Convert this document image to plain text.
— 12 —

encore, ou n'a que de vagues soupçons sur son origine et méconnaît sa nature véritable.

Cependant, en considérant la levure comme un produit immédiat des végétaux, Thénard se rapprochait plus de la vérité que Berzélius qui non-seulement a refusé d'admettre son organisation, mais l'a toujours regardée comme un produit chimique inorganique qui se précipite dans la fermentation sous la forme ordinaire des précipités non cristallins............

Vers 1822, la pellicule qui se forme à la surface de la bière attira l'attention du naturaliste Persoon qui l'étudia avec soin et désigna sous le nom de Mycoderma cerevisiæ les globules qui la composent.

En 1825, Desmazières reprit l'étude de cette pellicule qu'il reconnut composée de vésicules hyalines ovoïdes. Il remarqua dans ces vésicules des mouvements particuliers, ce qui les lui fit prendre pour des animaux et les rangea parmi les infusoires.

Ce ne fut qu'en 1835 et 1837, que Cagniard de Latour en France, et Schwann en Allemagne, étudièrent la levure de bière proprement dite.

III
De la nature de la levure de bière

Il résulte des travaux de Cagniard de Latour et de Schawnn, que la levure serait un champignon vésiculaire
+ + + + +
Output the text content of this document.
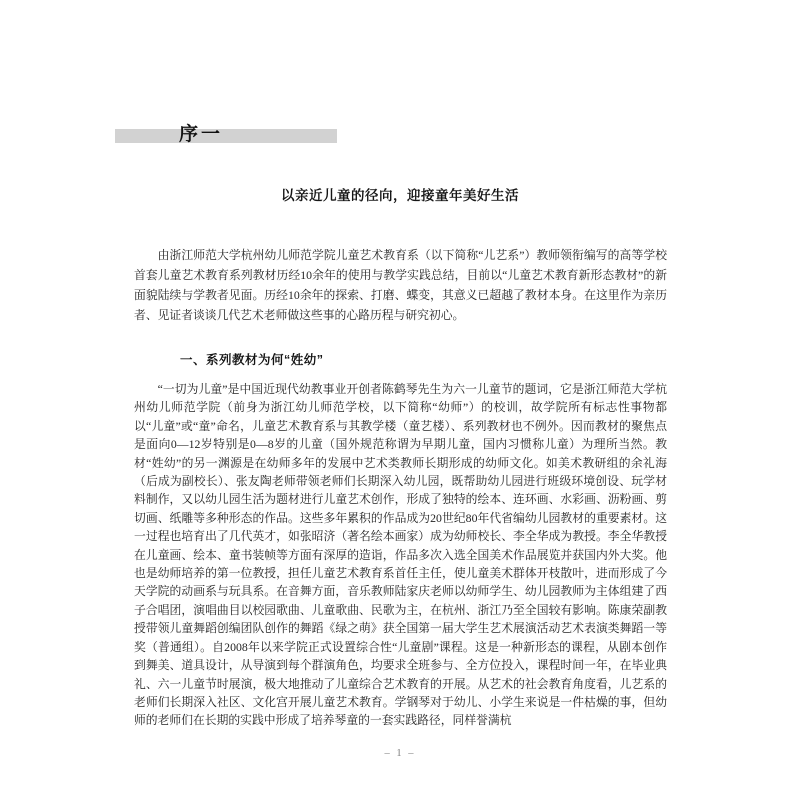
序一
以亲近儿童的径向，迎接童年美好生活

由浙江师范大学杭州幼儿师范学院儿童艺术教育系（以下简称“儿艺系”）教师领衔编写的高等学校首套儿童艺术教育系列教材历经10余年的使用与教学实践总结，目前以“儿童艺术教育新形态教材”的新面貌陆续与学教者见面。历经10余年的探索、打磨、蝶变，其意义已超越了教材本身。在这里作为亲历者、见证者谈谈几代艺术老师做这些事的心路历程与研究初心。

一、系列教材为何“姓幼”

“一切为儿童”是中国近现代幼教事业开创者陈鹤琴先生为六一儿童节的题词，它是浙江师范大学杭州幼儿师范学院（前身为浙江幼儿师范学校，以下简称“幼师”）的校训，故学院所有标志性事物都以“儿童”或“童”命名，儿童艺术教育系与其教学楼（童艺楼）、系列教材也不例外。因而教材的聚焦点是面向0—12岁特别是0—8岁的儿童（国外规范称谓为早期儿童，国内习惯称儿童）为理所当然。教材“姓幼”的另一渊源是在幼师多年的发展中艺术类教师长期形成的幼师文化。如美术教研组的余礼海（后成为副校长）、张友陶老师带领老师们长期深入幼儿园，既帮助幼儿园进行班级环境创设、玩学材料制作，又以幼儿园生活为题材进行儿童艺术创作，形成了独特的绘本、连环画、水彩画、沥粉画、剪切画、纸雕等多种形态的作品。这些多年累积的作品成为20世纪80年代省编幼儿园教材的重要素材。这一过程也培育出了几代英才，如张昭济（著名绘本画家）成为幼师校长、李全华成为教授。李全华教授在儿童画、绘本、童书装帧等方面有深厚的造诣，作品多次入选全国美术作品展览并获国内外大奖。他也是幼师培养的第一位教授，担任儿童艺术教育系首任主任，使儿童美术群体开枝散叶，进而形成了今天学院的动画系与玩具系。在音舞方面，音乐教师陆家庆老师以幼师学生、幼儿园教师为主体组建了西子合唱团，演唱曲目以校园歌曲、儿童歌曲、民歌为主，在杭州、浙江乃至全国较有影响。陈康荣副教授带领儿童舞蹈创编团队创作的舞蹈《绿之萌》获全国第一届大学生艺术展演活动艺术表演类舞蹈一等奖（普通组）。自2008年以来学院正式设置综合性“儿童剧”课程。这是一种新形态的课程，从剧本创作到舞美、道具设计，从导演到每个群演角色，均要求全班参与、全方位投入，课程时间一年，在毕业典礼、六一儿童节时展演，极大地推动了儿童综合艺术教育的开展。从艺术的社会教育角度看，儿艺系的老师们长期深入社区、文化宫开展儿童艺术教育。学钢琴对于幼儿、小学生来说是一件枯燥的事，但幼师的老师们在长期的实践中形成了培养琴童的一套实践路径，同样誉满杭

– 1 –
+ + + + +
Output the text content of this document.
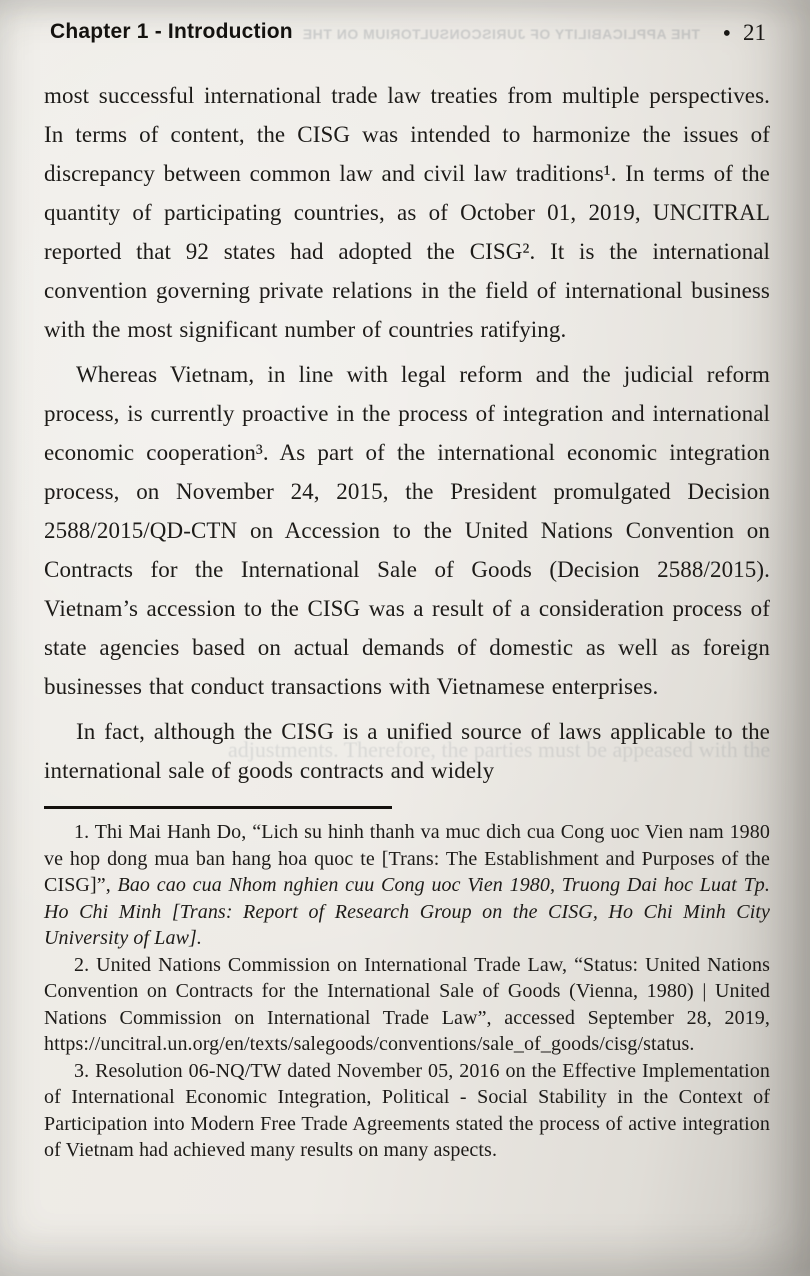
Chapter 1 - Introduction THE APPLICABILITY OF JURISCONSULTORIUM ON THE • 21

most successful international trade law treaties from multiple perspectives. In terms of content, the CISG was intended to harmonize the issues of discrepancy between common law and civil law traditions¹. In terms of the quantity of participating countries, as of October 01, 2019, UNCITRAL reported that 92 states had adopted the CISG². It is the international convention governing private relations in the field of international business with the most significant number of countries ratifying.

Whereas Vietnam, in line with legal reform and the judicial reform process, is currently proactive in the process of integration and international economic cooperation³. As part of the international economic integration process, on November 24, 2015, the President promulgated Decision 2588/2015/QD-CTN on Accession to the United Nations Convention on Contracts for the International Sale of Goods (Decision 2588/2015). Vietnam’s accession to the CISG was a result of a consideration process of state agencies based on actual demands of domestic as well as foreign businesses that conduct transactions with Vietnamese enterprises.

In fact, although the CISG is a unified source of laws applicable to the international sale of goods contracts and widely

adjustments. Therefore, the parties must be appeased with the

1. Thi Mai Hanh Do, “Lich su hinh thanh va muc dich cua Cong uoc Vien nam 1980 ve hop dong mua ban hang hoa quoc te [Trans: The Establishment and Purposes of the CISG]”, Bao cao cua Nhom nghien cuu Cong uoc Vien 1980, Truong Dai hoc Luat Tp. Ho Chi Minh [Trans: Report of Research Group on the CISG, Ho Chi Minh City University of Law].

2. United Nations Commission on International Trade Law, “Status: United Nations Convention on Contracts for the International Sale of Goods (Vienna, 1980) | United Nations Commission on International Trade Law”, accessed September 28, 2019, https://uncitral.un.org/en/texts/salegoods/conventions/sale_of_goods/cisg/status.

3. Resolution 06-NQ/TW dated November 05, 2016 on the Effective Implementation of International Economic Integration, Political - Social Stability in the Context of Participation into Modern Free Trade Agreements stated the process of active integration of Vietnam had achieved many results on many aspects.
+ + + + +
# [What the task asks]
Filter out all lines lacking the word "integration" and copy the rest.

# [Written response]
Whereas Vietnam, in line with legal reform and the judicial reform process, is currently proactive in the process of integration and international economic cooperation³. As part of the international economic integration process, on November 24, 2015, the President promulgated Decision 2588/2015/QD-CTN on Accession to the United Nations Convention on Contracts for the International Sale of Goods (Decision 2588/2015). Vietnam’s accession to the CISG was a result of a consideration process of state agencies based on actual demands of domestic as well as foreign businesses that conduct transactions with Vietnamese enterprises.
3. Resolution 06-NQ/TW dated November 05, 2016 on the Effective Implementation of International Economic Integration, Political - Social Stability in the Context of Participation into Modern Free Trade Agreements stated the process of active integration of Vietnam had achieved many results on many aspects.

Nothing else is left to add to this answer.